- [What you should do]: Look below. Copy each line that has "文化和旅游部" in it.

** start of Data for this exercise **

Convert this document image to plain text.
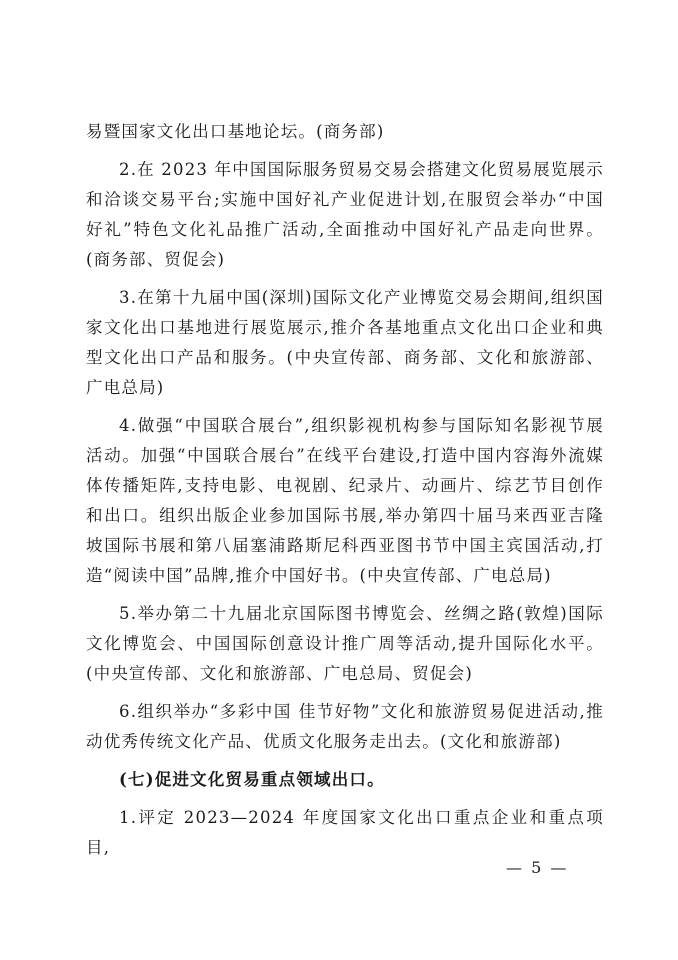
易暨国家文化出口基地论坛。(商务部)

2.在 2023 年中国国际服务贸易交易会搭建文化贸易展览展示和洽谈交易平台;实施中国好礼产业促进计划,在服贸会举办“中国好礼”特色文化礼品推广活动,全面推动中国好礼产品走向世界。(商务部、贸促会)

3.在第十九届中国(深圳)国际文化产业博览交易会期间,组织国家文化出口基地进行展览展示,推介各基地重点文化出口企业和典型文化出口产品和服务。(中央宣传部、商务部、文化和旅游部、广电总局)

4.做强“中国联合展台”,组织影视机构参与国际知名影视节展活动。加强“中国联合展台”在线平台建设,打造中国内容海外流媒体传播矩阵,支持电影、电视剧、纪录片、动画片、综艺节目创作和出口。组织出版企业参加国际书展,举办第四十届马来西亚吉隆坡国际书展和第八届塞浦路斯尼科西亚图书节中国主宾国活动,打造“阅读中国”品牌,推介中国好书。(中央宣传部、广电总局)

5.举办第二十九届北京国际图书博览会、丝绸之路(敦煌)国际文化博览会、中国国际创意设计推广周等活动,提升国际化水平。(中央宣传部、文化和旅游部、广电总局、贸促会)

6.组织举办“多彩中国 佳节好物”文化和旅游贸易促进活动,推动优秀传统文化产品、优质文化服务走出去。(文化和旅游部)

(七)促进文化贸易重点领域出口。

1.评定 2023—2024 年度国家文化出口重点企业和重点项目,

— 5 —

** end of Data for this exercise **

- [Result of this exercise]:
3.在第十九届中国(深圳)国际文化产业博览交易会期间,组织国家文化出口基地进行展览展示,推介各基地重点文化出口企业和典型文化出口产品和服务。(中央宣传部、商务部、文化和旅游部、广电总局)
5.举办第二十九届北京国际图书博览会、丝绸之路(敦煌)国际文化博览会、中国国际创意设计推广周等活动,提升国际化水平。(中央宣传部、文化和旅游部、广电总局、贸促会)
6.组织举办“多彩中国 佳节好物”文化和旅游贸易促进活动,推动优秀传统文化产品、优质文化服务走出去。(文化和旅游部)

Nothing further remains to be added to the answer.